Given data:
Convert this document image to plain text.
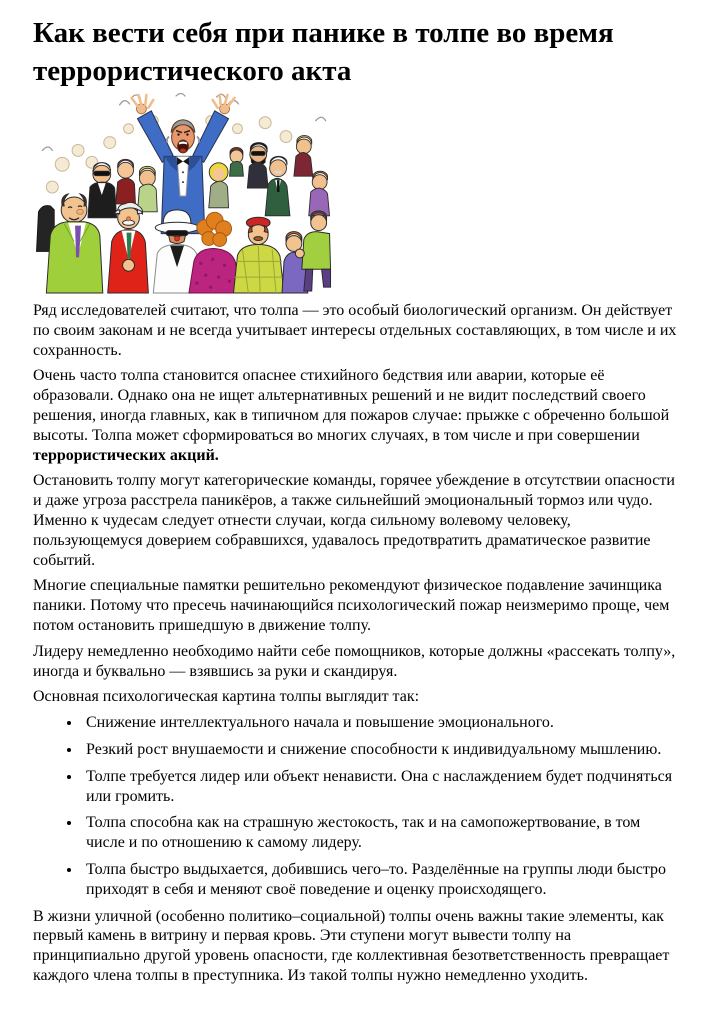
Как вести себя при панике в толпе во время террористического акта

Ряд исследователей считают, что толпа — это особый биологический организм. Он действует по своим законам и не всегда учитывает интересы отдельных составляющих, в том числе и их сохранность.

Очень часто толпа становится опаснее стихийного бедствия или аварии, которые её образовали. Однако она не ищет альтернативных решений и не видит последствий своего решения, иногда главных, как в типичном для пожаров случае: прыжке с обреченно большой высоты. Толпа может сформироваться во многих случаях, в том числе и при совершении террористических акций.

Остановить толпу могут категорические команды, горячее убеждение в отсутствии опасности и даже угроза расстрела паникёров, а также сильнейший эмоциональный тормоз или чудо. Именно к чудесам следует отнести случаи, когда сильному волевому человеку, пользующемуся доверием собравшихся, удавалось предотвратить драматическое развитие событий.

Многие специальные памятки решительно рекомендуют физическое подавление зачинщика паники. Потому что пресечь начинающийся психологический пожар неизмеримо проще, чем потом остановить пришедшую в движение толпу.

Лидеру немедленно необходимо найти себе помощников, которые должны «рассекать толпу», иногда и буквально — взявшись за руки и скандируя.

Основная психологическая картина толпы выглядит так:

• Снижение интеллектуального начала и повышение эмоционального.
• Резкий рост внушаемости и снижение способности к индивидуальному мышлению.
• Толпе требуется лидер или объект ненависти. Она с наслаждением будет подчиняться или громить.
• Толпа способна как на страшную жестокость, так и на самопожертвование, в том числе и по отношению к самому лидеру.
• Толпа быстро выдыхается, добившись чего–то. Разделённые на группы люди быстро приходят в себя и меняют своё поведение и оценку происходящего.

В жизни уличной (особенно политико–социальной) толпы очень важны такие элементы, как первый камень в витрину и первая кровь. Эти ступени могут вывести толпу на принципиально другой уровень опасности, где коллективная безответственность превращает каждого члена толпы в преступника. Из такой толпы нужно немедленно уходить.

Exercise aim: Show every line from the entries above in which "себя" appears.

Exercise result:
Как вести себя при панике в толпе во время террористического акта
• Толпа быстро выдыхается, добившись чего–то. Разделённые на группы люди быстро приходят в себя и меняют своё поведение и оценку происходящего.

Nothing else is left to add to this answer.